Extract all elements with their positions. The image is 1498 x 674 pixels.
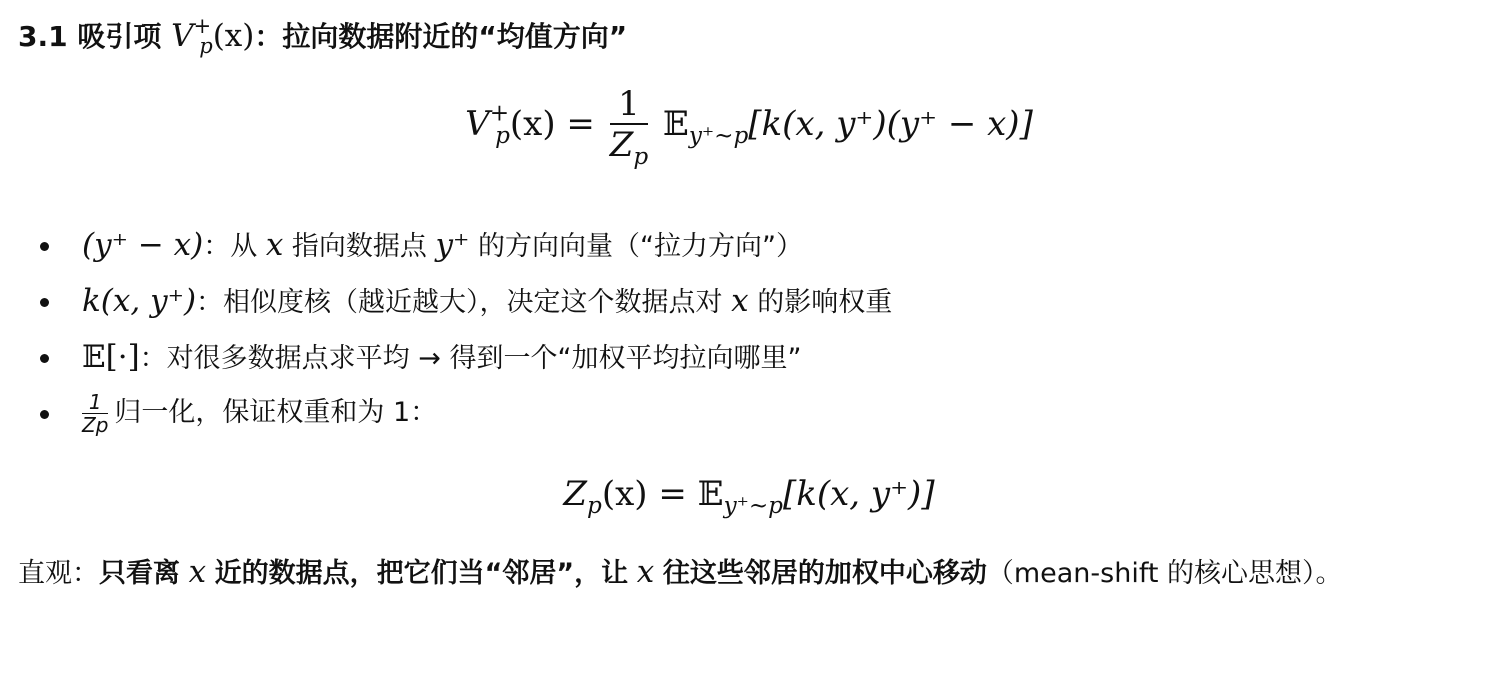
eq2-expectation-sub: y⁺∼p — [723, 493, 783, 520]
heading-symbol — [171, 12, 255, 59]
list-item — [0, 332, 1498, 388]
list-item — [0, 388, 1498, 444]
bullet-dot — [40, 242, 49, 251]
eq1-lhs — [465, 100, 595, 150]
eq1-frac-den-sub: p — [633, 144, 649, 171]
eq1-expectation: 𝔼 — [662, 104, 689, 145]
section-title-prefix: 吸引项 — [77, 20, 162, 53]
bullet-text: ：从 — [203, 231, 258, 262]
definition-list — [0, 220, 1498, 444]
summary-bold: 只看离 — [99, 558, 180, 589]
intuition-paragraph — [18, 544, 1478, 602]
eq1-frac-den-symbol: Z — [609, 125, 634, 166]
summary-math: x — [636, 554, 655, 590]
list-item — [0, 220, 1498, 276]
heading-symbol-sub: p — [199, 33, 213, 59]
bullet-text: 的方向向量（“拉力方向”） — [477, 231, 803, 262]
bullet-math: k(x, y⁺) — [82, 283, 197, 319]
bullet-text: 指向数据点 — [291, 231, 427, 262]
summary-lead: 直观： — [18, 558, 99, 589]
eq1-fraction — [609, 84, 649, 171]
bullet-math-inline: x — [731, 283, 749, 319]
eq2-body: [k(x, y⁺)] — [782, 474, 935, 514]
bullet-math-inline: x — [265, 227, 284, 263]
section-heading — [18, 14, 627, 59]
bullet-dot — [40, 410, 49, 419]
bullet-math-inline: y⁺ — [435, 227, 470, 263]
summary-bold: 近的数据点，把它们当“邻居”，让 — [214, 558, 629, 589]
bullet-math: (y⁺ − x) — [82, 227, 204, 263]
summary-bold: 往这些邻居的加权中心移动 — [662, 558, 987, 589]
eq1-frac-numerator: 1 — [610, 86, 648, 125]
bullet-dot — [40, 298, 49, 307]
summary-tail: （mean-shift 的核心思想）。 — [986, 558, 1343, 589]
bullet-math: 𝔼[·] — [82, 339, 140, 375]
eq1-body: [k(x, y⁺)(y⁺ − x)] — [748, 104, 1033, 145]
bullet-frac-denominator: Zp — [82, 413, 109, 437]
eq2-lhs-arg: (x) = — [601, 474, 687, 514]
list-item — [0, 276, 1498, 332]
bullet-text: 归一化，保证权重和为 1： — [114, 397, 438, 428]
bullet-dot — [40, 354, 49, 363]
eq1-lhs-sub: p — [495, 123, 510, 150]
eq2-lhs-symbol: Z — [563, 474, 588, 514]
bullet-text: ：相似度核（越近越大），决定这个数据点对 — [196, 287, 723, 318]
eq2-lhs-sub: p — [587, 493, 602, 520]
heading-symbol-arg: (x) — [212, 18, 255, 54]
eq1-lhs-sup: + — [489, 100, 510, 127]
section-title-suffix: ：拉向数据附近的“均值方向” — [254, 20, 628, 53]
eq1-frac-denominator — [609, 125, 649, 171]
summary-math: x — [188, 554, 207, 590]
bullet-text: 的影响权重 — [757, 287, 893, 318]
bullet-text: ：对很多数据点求平均 → 得到一个“加权平均拉向哪里” — [139, 343, 802, 374]
heading-symbol-sup: + — [193, 12, 212, 38]
equation-attraction — [0, 84, 1498, 171]
eq2-expectation: 𝔼 — [697, 474, 724, 514]
eq1-lhs-arg: (x) = — [509, 104, 595, 145]
bullet-fraction — [82, 391, 108, 436]
eq1-lhs-symbol: V — [465, 104, 490, 145]
bullet-frac-numerator: 1 — [82, 391, 108, 414]
eq1-expectation-sub: y⁺∼p — [688, 123, 749, 150]
equation-normalizer — [0, 474, 1498, 520]
section-number: 3.1 — [18, 20, 68, 53]
heading-symbol-main: V — [171, 18, 194, 54]
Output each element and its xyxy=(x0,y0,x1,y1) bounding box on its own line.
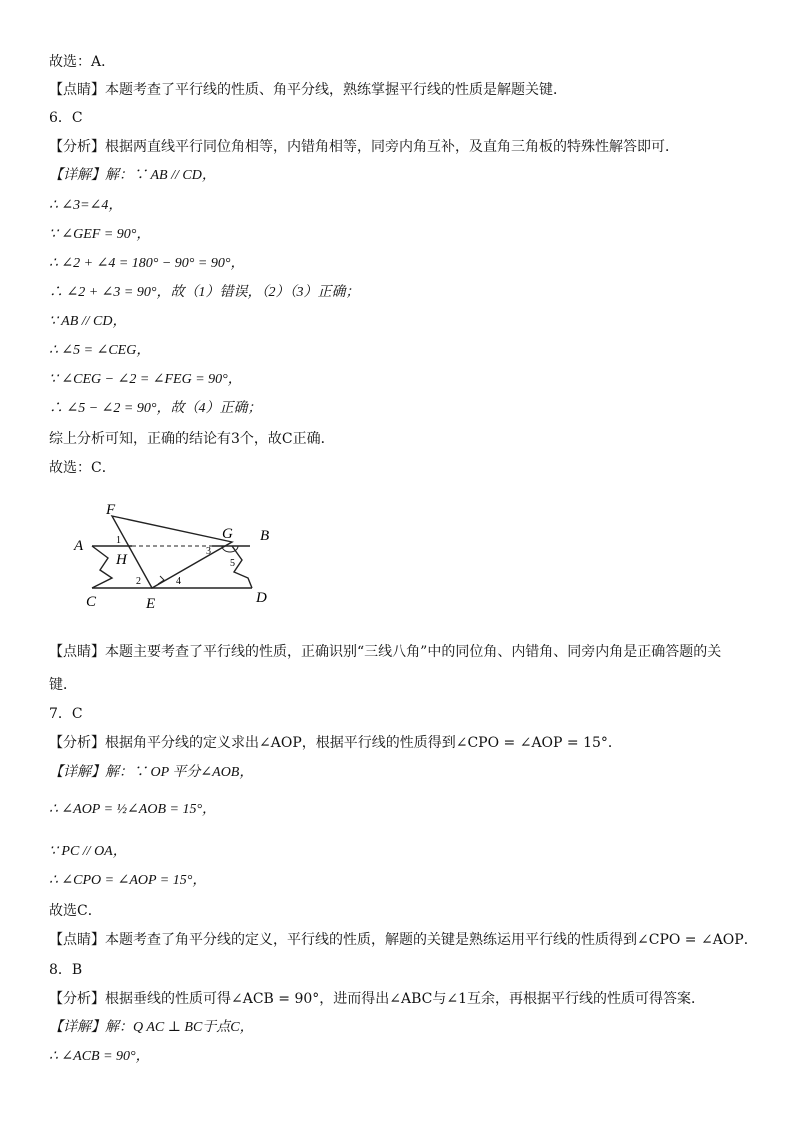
text-line: 综上分析可知，正确的结论有3个，故C正确． xyxy=(49,431,335,447)
text-line: ∴ ∠ACB = 90°， xyxy=(49,1049,150,1064)
label-c: C xyxy=(86,594,97,610)
text-line: ∴ ∠AOP = ½∠AOB = 15°， xyxy=(49,802,217,817)
text-line: 故选C． xyxy=(49,903,102,919)
text-line: ∴ ∠2 + ∠4 = 180° − 90° = 90°， xyxy=(49,256,245,271)
text-line: ∴ ∠CPO = ∠AOP = 15°， xyxy=(49,873,207,888)
text-line: ∴ ∠5 − ∠2 = 90°，故（4）正确； xyxy=(49,401,262,416)
label-f: F xyxy=(106,502,116,518)
text-line: ∵ ∠GEF = 90°， xyxy=(49,227,151,242)
text-line: 【分析】根据两直线平行同位角相等，内错角相等，同旁内角互补，及直角三角板的特殊性解答即可． xyxy=(49,139,679,155)
text-line: 【详解】解：Q AC ⊥ BC于点C， xyxy=(49,1020,254,1035)
text-line: 【点睛】本题主要考查了平行线的性质，正确识别“三线八角”中的同位角、内错角、同旁内角是正确答题的关 xyxy=(49,644,722,660)
zigzag-left xyxy=(92,546,112,588)
text-line: ∵ AB // CD， xyxy=(49,314,127,329)
label-b: B xyxy=(260,528,270,544)
label-angle-2: 2 xyxy=(136,576,141,587)
label-g: G xyxy=(222,526,233,542)
zigzag-right xyxy=(232,546,252,588)
text-line: 故选：C． xyxy=(49,460,116,476)
label-angle-5: 5 xyxy=(230,558,235,569)
text-line: 【分析】根据角平分线的定义求出∠AOP，根据平行线的性质得到∠CPO = ∠AOP = 15°． xyxy=(49,735,622,751)
text-line: 【分析】根据垂线的性质可得∠ACB = 90°，进而得出∠ABC与∠1互余，再根据平行线的性质可得答案． xyxy=(49,991,706,1007)
question-number: 7．C xyxy=(49,706,83,722)
label-angle-3: 3 xyxy=(206,546,211,557)
text-line: 【点睛】本题考查了角平分线的定义，平行线的性质，解题的关键是熟练运用平行线的性质得到∠CPO = ∠AOP． xyxy=(49,932,758,948)
geometry-figure xyxy=(72,498,286,616)
text-line: ∵ ∠CEG − ∠2 = ∠FEG = 90°， xyxy=(49,372,242,387)
label-e: E xyxy=(146,596,156,612)
label-angle-1: 1 xyxy=(116,535,121,546)
label-a: A xyxy=(74,538,84,554)
text-line: 键． xyxy=(49,677,77,693)
text-line: ∴ ∠2 + ∠3 = 90°，故（1）错误，（2）（3）正确； xyxy=(49,285,360,300)
triangle-fge xyxy=(112,516,232,588)
question-number: 8．B xyxy=(49,962,83,978)
label-d: D xyxy=(256,590,267,606)
text-line: 【详解】解：∵ AB // CD， xyxy=(49,168,216,183)
text-line: 【详解】解：∵ OP 平分∠AOB， xyxy=(49,765,254,780)
label-angle-4: 4 xyxy=(176,576,181,587)
label-h: H xyxy=(116,552,127,568)
question-number: 6．C xyxy=(49,110,83,126)
text-line: ∴ ∠3=∠4， xyxy=(49,198,123,213)
text-line: ∴ ∠5 = ∠CEG， xyxy=(49,343,151,358)
text-line: ∵ PC // OA， xyxy=(49,844,127,859)
text-line: 【点睛】本题考查了平行线的性质、角平分线，熟练掌握平行线的性质是解题关键． xyxy=(49,82,567,98)
text-line: 故选：A． xyxy=(49,54,116,70)
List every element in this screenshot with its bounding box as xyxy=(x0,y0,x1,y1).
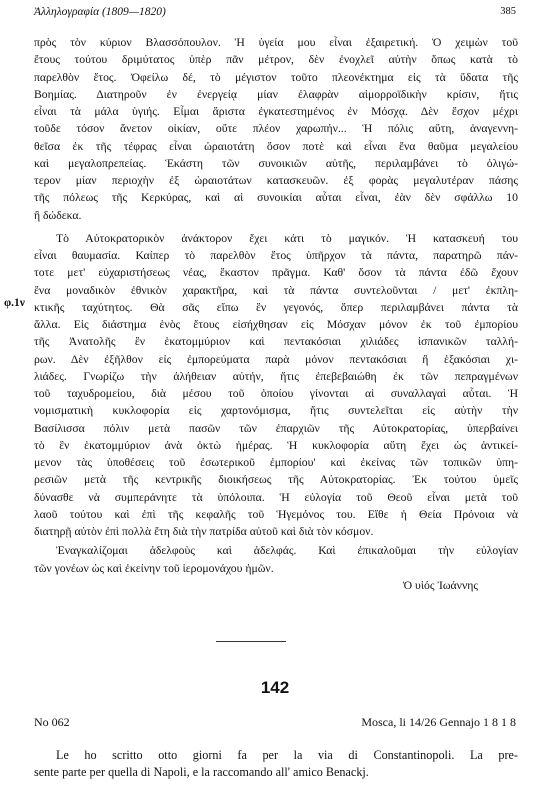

What is expected:
Pull out every line above that contains the string "with", matching case exactly.

Result of this exercise:
Extract all elements with their positions. The image is 1498 x 674 pixels.
List every element in this screenshot with its bounding box as xyxy=(x0,y0,x1,y1).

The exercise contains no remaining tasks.